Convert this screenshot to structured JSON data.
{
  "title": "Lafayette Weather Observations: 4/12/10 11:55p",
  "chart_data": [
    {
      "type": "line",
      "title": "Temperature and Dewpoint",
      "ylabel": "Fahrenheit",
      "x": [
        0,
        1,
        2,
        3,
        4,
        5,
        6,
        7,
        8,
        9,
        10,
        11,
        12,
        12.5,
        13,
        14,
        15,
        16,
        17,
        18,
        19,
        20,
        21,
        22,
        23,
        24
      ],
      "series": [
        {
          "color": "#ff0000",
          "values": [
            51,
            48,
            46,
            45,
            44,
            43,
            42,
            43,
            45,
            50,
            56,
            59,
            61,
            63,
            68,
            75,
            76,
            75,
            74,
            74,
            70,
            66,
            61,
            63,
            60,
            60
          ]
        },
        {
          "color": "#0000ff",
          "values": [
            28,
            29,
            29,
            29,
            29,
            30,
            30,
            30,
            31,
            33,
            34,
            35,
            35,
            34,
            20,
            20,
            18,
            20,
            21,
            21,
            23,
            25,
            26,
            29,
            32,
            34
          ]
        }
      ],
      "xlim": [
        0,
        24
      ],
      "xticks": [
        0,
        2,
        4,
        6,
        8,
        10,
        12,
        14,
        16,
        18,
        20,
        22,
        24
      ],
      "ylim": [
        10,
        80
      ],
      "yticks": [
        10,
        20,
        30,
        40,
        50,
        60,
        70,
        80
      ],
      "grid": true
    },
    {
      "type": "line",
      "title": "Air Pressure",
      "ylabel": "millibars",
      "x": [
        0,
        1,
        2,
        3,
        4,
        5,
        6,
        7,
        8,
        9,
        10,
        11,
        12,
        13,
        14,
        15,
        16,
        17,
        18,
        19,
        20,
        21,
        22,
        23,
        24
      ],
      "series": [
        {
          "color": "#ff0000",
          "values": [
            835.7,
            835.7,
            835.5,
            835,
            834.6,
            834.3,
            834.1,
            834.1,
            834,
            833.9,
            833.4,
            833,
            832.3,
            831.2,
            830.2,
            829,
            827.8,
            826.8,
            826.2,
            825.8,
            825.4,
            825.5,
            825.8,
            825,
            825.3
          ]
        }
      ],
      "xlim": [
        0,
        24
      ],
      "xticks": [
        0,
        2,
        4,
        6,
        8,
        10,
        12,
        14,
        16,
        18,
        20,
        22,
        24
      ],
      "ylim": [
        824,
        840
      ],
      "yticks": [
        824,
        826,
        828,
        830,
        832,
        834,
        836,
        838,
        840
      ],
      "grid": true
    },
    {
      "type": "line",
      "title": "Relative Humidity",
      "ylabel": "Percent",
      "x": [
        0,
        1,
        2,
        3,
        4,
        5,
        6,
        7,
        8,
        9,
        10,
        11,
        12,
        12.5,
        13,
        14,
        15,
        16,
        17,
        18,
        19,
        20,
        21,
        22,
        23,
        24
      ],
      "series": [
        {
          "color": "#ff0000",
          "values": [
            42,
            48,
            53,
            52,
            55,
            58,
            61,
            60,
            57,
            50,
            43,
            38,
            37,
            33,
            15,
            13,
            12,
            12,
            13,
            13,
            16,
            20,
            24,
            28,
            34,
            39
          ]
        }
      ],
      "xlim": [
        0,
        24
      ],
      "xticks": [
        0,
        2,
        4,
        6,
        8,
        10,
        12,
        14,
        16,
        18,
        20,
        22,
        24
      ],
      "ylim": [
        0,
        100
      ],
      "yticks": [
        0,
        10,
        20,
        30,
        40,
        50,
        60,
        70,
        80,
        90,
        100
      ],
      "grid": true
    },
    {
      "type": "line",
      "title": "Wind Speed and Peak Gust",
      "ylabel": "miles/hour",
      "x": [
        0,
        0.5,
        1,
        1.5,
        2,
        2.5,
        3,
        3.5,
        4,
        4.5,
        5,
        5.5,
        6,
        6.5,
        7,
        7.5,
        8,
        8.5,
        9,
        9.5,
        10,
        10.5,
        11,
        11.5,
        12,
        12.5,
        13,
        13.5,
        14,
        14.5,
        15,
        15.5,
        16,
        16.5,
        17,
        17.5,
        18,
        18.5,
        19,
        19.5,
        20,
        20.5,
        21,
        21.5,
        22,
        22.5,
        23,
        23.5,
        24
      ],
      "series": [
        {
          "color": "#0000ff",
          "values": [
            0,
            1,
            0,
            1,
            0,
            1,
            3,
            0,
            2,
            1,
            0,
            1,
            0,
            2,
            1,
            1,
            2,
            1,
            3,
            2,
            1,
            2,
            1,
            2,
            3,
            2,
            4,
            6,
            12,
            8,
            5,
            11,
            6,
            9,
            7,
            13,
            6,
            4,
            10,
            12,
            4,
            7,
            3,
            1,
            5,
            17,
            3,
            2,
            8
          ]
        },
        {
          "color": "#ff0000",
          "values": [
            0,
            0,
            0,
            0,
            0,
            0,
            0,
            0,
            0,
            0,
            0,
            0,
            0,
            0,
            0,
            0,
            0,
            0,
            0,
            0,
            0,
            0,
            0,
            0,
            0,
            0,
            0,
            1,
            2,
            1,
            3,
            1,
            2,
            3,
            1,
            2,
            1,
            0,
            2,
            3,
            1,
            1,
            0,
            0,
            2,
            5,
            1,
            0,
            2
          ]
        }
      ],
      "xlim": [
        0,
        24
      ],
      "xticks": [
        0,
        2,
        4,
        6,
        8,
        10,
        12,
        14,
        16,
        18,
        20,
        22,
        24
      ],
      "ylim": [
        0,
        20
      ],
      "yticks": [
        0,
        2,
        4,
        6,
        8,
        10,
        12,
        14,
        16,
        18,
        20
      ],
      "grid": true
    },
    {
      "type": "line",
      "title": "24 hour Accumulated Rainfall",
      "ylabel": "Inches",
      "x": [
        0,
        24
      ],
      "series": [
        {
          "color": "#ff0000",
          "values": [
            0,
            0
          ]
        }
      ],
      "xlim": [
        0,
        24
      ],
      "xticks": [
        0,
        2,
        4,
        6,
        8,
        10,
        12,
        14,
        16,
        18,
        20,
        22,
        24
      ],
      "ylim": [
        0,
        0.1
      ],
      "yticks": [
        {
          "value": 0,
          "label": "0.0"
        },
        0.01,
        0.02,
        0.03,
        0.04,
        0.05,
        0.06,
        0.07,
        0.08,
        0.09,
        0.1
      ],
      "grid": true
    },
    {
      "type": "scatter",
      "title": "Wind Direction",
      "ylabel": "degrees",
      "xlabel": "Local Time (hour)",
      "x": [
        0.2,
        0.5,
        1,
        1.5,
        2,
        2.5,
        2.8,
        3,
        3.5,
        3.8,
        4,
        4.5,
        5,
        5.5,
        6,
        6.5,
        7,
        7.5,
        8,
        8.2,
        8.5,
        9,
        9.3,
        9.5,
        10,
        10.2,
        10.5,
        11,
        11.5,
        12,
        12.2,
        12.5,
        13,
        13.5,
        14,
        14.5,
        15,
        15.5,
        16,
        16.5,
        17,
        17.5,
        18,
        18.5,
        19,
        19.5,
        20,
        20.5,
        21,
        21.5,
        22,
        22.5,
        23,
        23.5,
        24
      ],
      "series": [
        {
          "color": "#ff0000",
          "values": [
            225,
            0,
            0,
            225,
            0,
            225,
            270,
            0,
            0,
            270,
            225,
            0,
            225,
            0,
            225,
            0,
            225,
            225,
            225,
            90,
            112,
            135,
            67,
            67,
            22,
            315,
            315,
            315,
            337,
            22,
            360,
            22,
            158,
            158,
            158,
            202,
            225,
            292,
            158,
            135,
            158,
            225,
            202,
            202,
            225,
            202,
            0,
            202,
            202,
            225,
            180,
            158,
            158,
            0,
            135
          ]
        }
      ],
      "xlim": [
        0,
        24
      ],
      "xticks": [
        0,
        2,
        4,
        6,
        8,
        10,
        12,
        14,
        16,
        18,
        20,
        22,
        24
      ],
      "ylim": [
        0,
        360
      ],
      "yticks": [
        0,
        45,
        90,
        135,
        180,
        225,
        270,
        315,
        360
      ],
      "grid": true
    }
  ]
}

+--

Show every line from the entries above in which the word "hour" appears.

      "ylabel": "miles/hour",
      "title": "24 hour Accumulated Rainfall",
      "xlabel": "Local Time (hour)",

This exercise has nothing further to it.